TEXT PASSAGE Block Start
Following last year's successful social media campaign celebrating linguistic diversity online throughout Asia, the collaborative project is continuing in 2020. Every week, a different language activist and advocate will be taking turns managing the @AsiaLangsOnline Twitter account to share their experiences, best practices, and lessons learned from their revitalization work promoting the use of their native languages, with a special focus on the role of the internet. This campaign is a collaboration between Rising Voices, the Digital Empowerment Foundation, and the O Foundation.
Each week, the upcoming host will answer several questions about their background and give a brief overview of their language. This Q&A is with R. Ashwani Banjan Murmu (@ashwanimurmu) who will provide a sneak preview of what he will be discussing during his week as host.
Rising Voices: Please tell us about yourself.
I am R. Ashwani Banjan Murmu. I am a contributor and admin at Santali Wikipedia and also a contributor and translation manager at Global Voices in Santali. I also run “Mission Olchiki-2025″ for Santali language at the Kuliana Block of Mayurbhanj, Odisha (India). Mission Olchiki 2025 is a campaign for literacy in Santali language with the time frame target of year 2025. As Santali language is an indigenous language and losing its significance, the campaign is an attempt to bring awareness among the Santali people about their language and culture. I am also a co-founder of the Ol Chiki Tech team, working for the promotion of Santali language in online platforms.
RV: What is the current status of your language on the internet and offline?
The Santali Language is the one of the official languages of India, which means that it is included in the 8th Schedule of the Constitution of India. This language is spoken in the eastern part of India (mainly by the Santali people in Odisha, West Bengal, Jharkhand, Assam) as well as in the neighboring countries of Bangladesh and Nepal. Offline, the language has good number of writers and authors but there is a wide gap between its online and offline users and authors. Though people have started using their own language in social media and on the internet, there are very few avenues in online platforms for Santali language. The Santali language script is called Ol Chiki and is included in the Unicode standard. There are two websites of the government of India in Santali language and one and a half years ago, Wikipedia in Santali language was launched. Recently, Global Voices has released a Santali language site. Story Weaver is an online platform where authors are writing stories for kids.
TEXT PASSAGE Block End
DATA EXCERPTS Block Start
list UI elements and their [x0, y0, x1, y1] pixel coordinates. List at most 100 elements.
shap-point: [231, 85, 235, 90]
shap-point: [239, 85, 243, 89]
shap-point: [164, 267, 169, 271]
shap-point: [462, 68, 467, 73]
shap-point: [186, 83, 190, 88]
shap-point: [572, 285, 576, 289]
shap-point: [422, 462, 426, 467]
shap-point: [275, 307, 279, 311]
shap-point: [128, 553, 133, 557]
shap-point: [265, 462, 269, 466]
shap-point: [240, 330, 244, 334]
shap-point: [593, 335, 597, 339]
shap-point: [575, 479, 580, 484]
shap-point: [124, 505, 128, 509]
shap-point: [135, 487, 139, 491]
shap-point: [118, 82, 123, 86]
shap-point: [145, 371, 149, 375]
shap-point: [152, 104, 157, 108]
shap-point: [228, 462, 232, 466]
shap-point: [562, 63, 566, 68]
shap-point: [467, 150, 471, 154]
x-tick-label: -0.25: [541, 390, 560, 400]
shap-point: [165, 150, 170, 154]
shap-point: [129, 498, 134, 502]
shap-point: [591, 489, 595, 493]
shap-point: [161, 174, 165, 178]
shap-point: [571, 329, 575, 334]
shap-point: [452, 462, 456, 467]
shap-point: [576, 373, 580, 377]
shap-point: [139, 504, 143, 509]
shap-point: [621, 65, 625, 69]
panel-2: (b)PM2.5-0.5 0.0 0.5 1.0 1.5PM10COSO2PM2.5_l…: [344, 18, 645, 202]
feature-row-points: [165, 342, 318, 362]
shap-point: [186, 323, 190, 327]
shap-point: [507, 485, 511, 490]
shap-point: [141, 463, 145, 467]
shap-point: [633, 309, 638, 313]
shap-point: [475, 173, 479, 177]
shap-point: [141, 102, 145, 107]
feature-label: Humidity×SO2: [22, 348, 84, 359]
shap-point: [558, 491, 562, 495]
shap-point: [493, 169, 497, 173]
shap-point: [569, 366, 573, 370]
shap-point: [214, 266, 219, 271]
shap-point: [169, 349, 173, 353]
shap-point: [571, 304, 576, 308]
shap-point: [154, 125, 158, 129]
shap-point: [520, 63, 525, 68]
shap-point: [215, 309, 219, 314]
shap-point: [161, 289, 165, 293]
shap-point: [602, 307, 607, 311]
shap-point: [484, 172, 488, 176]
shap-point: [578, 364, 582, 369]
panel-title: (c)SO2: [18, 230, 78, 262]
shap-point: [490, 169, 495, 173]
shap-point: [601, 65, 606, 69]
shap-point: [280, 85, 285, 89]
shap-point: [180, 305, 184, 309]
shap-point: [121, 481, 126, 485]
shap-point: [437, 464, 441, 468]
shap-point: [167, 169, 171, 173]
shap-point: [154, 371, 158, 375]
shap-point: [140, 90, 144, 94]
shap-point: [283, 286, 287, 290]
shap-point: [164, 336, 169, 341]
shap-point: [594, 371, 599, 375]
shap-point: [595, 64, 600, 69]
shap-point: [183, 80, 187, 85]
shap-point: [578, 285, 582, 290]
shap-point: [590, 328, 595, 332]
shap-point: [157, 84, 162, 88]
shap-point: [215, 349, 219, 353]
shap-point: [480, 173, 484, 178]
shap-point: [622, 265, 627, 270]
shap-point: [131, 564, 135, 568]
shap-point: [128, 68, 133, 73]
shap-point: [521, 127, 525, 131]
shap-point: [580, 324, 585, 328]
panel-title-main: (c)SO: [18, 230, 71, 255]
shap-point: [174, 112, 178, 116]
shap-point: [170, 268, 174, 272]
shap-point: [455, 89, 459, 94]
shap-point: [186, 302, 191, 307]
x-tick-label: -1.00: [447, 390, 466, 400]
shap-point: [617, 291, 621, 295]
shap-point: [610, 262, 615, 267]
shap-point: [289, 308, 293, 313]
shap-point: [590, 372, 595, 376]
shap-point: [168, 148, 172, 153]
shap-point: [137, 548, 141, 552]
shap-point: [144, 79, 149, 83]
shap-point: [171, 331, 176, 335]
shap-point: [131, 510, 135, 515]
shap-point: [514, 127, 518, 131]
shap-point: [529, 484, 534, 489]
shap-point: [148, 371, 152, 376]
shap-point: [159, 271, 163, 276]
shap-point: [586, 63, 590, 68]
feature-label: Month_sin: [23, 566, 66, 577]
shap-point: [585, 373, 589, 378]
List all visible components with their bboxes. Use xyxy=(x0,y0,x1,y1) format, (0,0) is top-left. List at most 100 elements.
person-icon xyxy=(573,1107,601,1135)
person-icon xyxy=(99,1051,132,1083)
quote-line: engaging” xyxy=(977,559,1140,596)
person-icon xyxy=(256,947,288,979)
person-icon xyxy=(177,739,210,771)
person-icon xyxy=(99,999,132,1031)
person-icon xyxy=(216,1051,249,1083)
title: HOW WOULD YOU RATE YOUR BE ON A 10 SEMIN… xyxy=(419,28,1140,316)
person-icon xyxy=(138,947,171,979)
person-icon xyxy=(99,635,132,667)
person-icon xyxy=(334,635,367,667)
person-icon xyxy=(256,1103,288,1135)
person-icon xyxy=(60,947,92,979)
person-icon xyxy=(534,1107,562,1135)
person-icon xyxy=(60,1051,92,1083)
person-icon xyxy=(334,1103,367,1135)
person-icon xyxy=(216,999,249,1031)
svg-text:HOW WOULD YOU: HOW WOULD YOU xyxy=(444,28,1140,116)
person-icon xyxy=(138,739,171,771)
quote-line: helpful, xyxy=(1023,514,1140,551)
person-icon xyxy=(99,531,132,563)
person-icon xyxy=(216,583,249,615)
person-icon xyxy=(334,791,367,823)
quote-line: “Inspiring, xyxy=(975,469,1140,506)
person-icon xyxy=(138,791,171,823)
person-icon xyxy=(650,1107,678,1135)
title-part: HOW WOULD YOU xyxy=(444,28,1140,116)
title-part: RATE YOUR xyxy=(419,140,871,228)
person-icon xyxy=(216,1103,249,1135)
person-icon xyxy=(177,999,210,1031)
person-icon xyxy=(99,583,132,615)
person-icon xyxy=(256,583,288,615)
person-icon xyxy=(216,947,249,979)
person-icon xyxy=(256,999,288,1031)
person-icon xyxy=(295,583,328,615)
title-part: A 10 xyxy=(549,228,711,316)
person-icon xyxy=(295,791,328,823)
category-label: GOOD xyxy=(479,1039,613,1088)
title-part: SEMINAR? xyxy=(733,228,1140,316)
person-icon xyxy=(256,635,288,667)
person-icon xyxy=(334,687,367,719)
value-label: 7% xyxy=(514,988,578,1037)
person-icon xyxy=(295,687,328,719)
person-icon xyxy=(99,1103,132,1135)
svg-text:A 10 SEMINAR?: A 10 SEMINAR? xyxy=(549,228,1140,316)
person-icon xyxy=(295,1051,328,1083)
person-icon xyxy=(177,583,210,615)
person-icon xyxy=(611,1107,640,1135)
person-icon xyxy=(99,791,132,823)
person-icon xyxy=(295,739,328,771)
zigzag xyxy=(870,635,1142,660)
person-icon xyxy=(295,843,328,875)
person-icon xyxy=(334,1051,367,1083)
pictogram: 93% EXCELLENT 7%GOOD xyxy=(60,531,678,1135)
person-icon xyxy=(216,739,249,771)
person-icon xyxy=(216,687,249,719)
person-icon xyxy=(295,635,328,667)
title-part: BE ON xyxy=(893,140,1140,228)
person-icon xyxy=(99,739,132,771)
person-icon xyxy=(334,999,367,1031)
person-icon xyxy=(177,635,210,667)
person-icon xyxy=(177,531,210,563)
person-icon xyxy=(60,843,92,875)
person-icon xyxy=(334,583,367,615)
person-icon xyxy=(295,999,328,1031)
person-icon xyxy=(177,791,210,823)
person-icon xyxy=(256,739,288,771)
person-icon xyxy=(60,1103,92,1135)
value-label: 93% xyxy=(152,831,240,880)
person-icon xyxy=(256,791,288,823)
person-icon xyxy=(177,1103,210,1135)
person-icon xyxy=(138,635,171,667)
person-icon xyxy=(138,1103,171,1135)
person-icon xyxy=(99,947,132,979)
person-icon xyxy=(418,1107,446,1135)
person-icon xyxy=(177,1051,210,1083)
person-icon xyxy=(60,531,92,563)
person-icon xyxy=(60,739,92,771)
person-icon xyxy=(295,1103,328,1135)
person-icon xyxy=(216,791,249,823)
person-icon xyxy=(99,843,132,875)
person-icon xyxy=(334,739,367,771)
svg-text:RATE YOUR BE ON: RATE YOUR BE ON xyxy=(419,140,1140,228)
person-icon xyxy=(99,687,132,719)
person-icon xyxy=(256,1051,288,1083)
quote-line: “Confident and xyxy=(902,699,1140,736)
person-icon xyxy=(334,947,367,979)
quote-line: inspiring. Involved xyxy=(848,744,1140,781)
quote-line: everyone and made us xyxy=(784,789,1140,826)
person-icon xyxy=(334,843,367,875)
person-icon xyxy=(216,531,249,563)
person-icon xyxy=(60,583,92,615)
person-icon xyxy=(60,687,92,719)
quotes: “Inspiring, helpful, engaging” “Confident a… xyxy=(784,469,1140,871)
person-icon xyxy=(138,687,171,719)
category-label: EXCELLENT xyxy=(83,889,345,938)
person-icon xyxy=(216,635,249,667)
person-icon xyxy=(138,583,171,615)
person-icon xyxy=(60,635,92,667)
DATA EXCERPTS Block End
- APPLY WHAT YOU READ:
**1)** Answer these questions about the Santali language interview:
(a) Which three organizations collaborate on the campaign?
(b) What is the target year of the Santali literacy campaign Murmu runs?
(c) What is the name of the Santali language script?
**2)** Carry on the Santali language interview from the point where it stops.

- EXPECTED RESULTS:
**1)**
(a) Rising Voices, the Digital Empowerment Foundation, and the O Foundation
(b) 2025
(c) Ol Chiki

**2)**
RV: What topics do you plan to focus on during the week that you’ll manage the @AsiaLangsOnline Twitter account?
During these seven days, I will try to focus on the journey of the Santali language as well as highlight the issues and challenges the language is facing.
RV: What are the main motivations for your digital activism for your language? What are your hopes and dreams for your language?
“A language needs to go with the times and be at par with other mainstream languages of the world, otherwise it can’t grow and sustain itself forever,” this thought has motivated me in digital activism for my language. There are lots of hopes and dreams for my language. Santali language has a long way to go in digital activism. I expect that more and more people of my community will join online platforms for revitalization and growth of this language. I would also like to appeal to the rest of world for meaningful support to all the endangered and small languages of the world which are struggling to survive.